Task list:
• A. Repeat the passage of the FixedBench summary from "Key contributions" up to and including "already fixed issues.".
• B. According to the FixedBench summary, why should coding agents leave the code unchanged when a bug report describes an issue that has already been resolved? Answer in one to three sentences.

Text section:
_ _ _ _
Thibaud Gloaguen, Niels Mündler, Mark Müller, Veselin Raychev, Martin Vechev

cs.SE

TLDR

Coding agents often fail to recognize when no code changes are needed, exhibiting an "action bias" and proposing unnecessary fixes.

Key contributions

  • Introduced FixedBench, a 200-task benchmark to test coding agents' ability to abstain from action.
  • Found state-of-the-art agents propose unnecessary code changes in 35-65% of already fixed issues.
  • Identified an "action bias" in LLMs, where they act even when inaction is appropriate.
  • Showed explicit instructions help but introduce new failure modes for partially fixed bugs.

Why it matters

This paper highlights a critical flaw in current coding agents: their inability to recognize when no action is required. This "action bias" leads to unnecessary technical debt and reduces agent reliability in real-world software maintenance. It suggests a need to re-evaluate LLM training objectives to explicitly value inaction as a valid path to success.

Original Abstract

Coding agents are increasingly deployed to autonomously maintain software, including to resolve user-reported issues: a bug report comes in and the agent creates a patch to address it. However, in any real-world deployment, they will encounter stale bug reports about issues that have already been resolved. Agents should recognize this and abstain from modifying the code to avoid accumulating technical debt. To systematically evaluate whether current agents do so, we introduce FixedBench, a code benchmark with 200 human-verified coding tasks in which no code changes are required, testing five recent models across four agent harnesses. We find that even state-of-the-art models fail, proposing undesirable changes (excluding tests and documentation) in $35$ to $65\%$ of cases. Explicit instructions to reproduce the issue before patching partially address this issue but introduce a new failure mode: when an issue is partially fixed, they abstain even though a patch would still be needed. More broadly, our results indicate that LLMs fall prey to an action bias: they choose to act even if inaction would be appropriate. To break this pattern, inaction needs to be explicitly framed as a path to success, which highlights an overreliance on human guidance implicit in current training objectives.
_ _ _ _
Data under study:
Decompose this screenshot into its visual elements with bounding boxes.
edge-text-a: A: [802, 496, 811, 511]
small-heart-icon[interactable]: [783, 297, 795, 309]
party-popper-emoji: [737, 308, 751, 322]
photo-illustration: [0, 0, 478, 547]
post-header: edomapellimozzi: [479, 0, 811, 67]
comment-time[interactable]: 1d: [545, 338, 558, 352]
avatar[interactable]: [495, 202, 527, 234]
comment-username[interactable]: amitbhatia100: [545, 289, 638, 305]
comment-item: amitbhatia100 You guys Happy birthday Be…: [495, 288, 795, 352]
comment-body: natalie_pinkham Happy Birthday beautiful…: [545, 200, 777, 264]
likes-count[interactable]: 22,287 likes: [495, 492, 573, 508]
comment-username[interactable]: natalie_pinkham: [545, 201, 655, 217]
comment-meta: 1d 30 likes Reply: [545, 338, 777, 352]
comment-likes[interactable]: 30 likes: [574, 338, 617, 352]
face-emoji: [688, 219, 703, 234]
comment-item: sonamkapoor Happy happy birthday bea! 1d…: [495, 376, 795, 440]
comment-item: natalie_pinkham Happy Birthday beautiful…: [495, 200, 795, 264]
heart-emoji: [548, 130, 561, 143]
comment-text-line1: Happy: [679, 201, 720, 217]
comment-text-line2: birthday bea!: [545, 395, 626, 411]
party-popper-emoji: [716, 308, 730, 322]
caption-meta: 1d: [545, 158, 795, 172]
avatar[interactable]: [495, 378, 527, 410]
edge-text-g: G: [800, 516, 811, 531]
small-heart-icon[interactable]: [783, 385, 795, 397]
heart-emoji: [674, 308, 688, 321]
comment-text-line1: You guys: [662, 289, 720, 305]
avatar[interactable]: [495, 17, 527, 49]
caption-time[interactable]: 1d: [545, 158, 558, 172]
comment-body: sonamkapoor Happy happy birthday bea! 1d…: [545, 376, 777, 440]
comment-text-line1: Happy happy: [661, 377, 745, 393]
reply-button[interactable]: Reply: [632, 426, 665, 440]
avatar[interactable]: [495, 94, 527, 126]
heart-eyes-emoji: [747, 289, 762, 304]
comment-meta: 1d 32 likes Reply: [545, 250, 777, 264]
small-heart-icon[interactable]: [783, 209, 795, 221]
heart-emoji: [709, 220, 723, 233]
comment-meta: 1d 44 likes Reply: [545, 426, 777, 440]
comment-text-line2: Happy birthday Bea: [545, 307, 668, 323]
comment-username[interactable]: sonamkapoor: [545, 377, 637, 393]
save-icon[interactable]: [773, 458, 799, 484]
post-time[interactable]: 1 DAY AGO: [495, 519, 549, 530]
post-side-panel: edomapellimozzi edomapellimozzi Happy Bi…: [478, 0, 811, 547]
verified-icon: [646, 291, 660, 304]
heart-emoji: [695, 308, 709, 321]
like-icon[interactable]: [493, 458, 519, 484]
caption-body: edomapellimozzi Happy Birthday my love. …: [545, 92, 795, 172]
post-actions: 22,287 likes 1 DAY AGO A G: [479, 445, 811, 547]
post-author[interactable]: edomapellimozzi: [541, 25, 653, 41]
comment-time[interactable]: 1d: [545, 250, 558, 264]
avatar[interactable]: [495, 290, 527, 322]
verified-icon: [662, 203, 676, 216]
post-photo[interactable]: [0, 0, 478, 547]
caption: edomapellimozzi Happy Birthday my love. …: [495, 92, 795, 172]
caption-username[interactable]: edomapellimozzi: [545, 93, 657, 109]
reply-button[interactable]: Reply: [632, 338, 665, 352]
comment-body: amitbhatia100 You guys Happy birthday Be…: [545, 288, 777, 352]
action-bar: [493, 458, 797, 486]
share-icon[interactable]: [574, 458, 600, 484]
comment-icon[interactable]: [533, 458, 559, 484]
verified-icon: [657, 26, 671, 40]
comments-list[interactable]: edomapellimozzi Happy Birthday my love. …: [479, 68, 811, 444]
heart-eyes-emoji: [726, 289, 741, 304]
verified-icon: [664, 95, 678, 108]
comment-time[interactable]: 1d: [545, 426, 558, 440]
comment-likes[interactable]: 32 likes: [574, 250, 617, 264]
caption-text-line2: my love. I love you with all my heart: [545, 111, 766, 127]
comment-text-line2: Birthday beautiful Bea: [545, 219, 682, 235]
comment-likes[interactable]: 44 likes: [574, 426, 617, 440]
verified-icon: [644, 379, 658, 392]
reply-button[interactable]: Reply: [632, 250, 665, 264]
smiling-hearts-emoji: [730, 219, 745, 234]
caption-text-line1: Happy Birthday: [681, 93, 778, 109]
_ _ _ _
Answers by item number:
• A.
Key contributions

  • Introduced FixedBench, a 200-task benchmark to test coding agents' ability to abstain from action.
  • Found state-of-the-art agents propose unnecessary code changes in 35-65% of already fixed issues.

• B. Agents should leave the code unchanged so they do not build up technical debt. Unnecessary changes also make agents less reliable in real-world software maintenance.